> _Records from a dataset_
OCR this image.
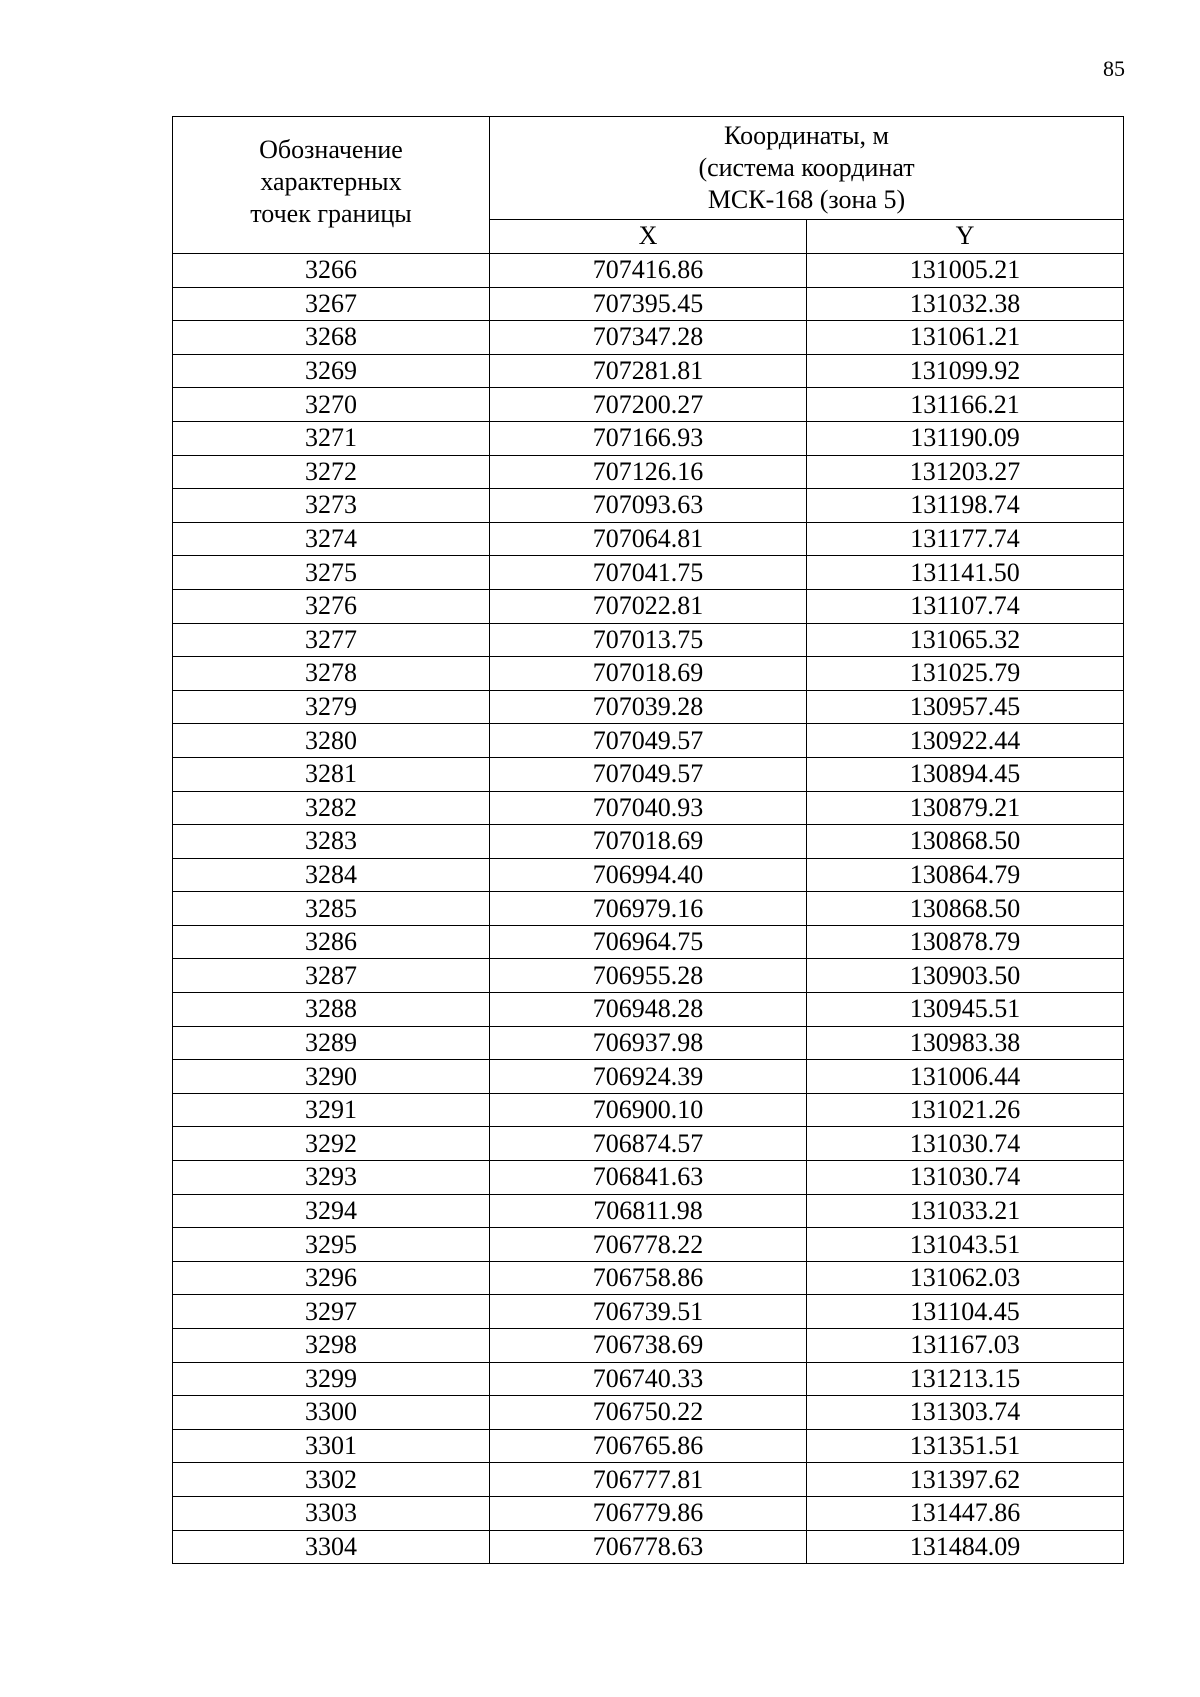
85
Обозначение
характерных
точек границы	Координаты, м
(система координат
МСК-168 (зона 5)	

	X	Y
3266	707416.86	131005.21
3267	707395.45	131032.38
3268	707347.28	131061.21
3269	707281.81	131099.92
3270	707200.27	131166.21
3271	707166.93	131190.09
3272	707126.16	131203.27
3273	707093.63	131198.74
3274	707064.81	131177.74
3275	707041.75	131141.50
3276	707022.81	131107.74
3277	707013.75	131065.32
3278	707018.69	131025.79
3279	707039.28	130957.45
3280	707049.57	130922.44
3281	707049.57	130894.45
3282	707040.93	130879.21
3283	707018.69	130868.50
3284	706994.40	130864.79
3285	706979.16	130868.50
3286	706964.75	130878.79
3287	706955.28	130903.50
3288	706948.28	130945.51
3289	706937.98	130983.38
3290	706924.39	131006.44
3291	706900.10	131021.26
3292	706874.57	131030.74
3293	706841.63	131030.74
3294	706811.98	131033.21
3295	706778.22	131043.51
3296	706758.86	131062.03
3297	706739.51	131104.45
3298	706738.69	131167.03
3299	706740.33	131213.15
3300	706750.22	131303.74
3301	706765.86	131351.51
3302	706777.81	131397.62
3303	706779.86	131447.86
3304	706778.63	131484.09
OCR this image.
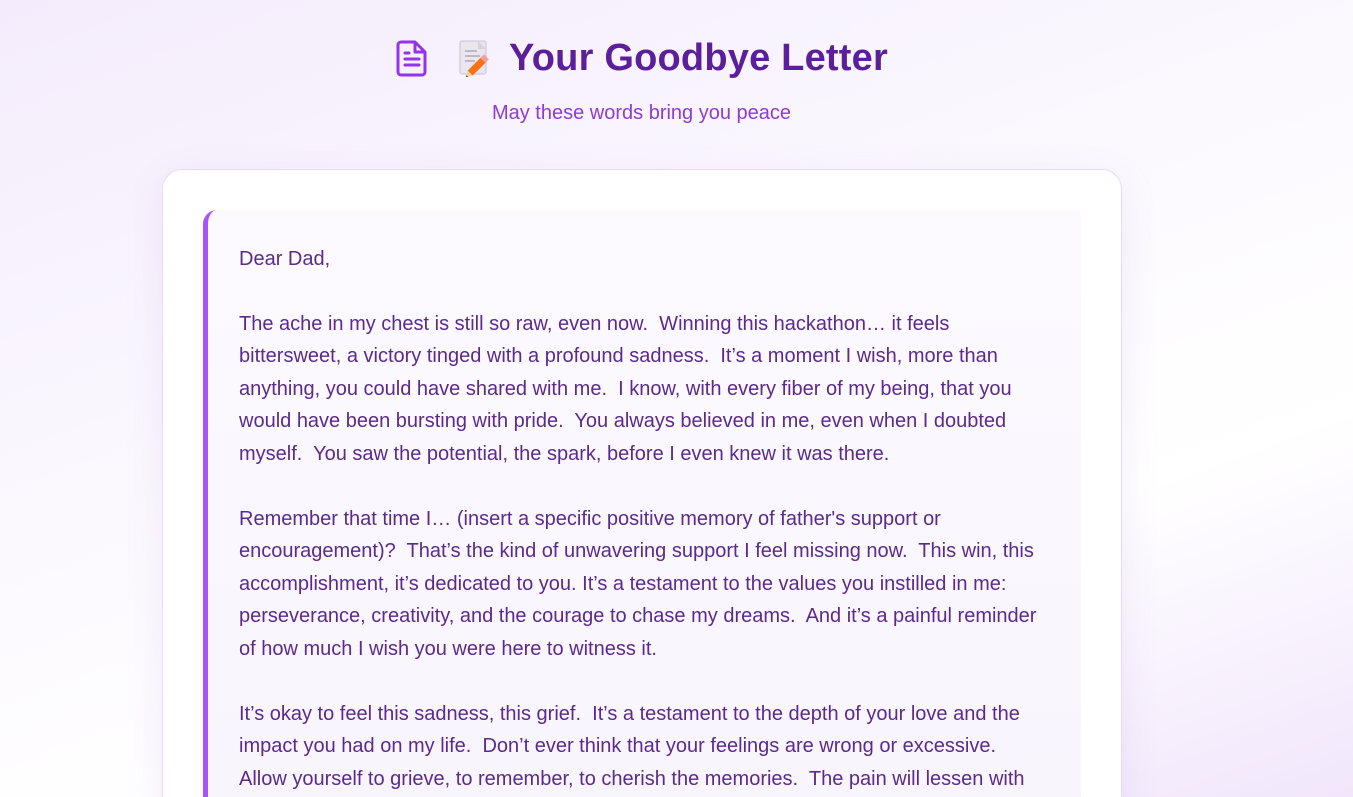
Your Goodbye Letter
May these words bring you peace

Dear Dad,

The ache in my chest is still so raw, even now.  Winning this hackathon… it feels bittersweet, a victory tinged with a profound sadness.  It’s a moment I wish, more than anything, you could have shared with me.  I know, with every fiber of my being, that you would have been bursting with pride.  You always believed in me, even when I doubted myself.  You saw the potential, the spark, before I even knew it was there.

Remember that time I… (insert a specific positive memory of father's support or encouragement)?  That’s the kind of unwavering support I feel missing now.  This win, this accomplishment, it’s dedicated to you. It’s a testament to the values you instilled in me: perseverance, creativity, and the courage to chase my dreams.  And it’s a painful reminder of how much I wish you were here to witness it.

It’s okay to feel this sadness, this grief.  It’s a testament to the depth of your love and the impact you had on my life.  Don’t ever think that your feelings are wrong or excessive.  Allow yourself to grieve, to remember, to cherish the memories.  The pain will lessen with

> _DO THIS_
Using the listing above, pull out all lines that hold the word "with".

> _TASK SOLUTION_
The ache in my chest is still so raw, even now.  Winning this hackathon… it feels bittersweet, a victory tinged with a profound sadness.  It’s a moment I wish, more than anything, you could have shared with me.  I know, with every fiber of my being, that you would have been bursting with pride.  You always believed in me, even when I doubted myself.  You saw the potential, the spark, before I even knew it was there.
It’s okay to feel this sadness, this grief.  It’s a testament to the depth of your love and the impact you had on my life.  Don’t ever think that your feelings are wrong or excessive.  Allow yourself to grieve, to remember, to cherish the memories.  The pain will lessen with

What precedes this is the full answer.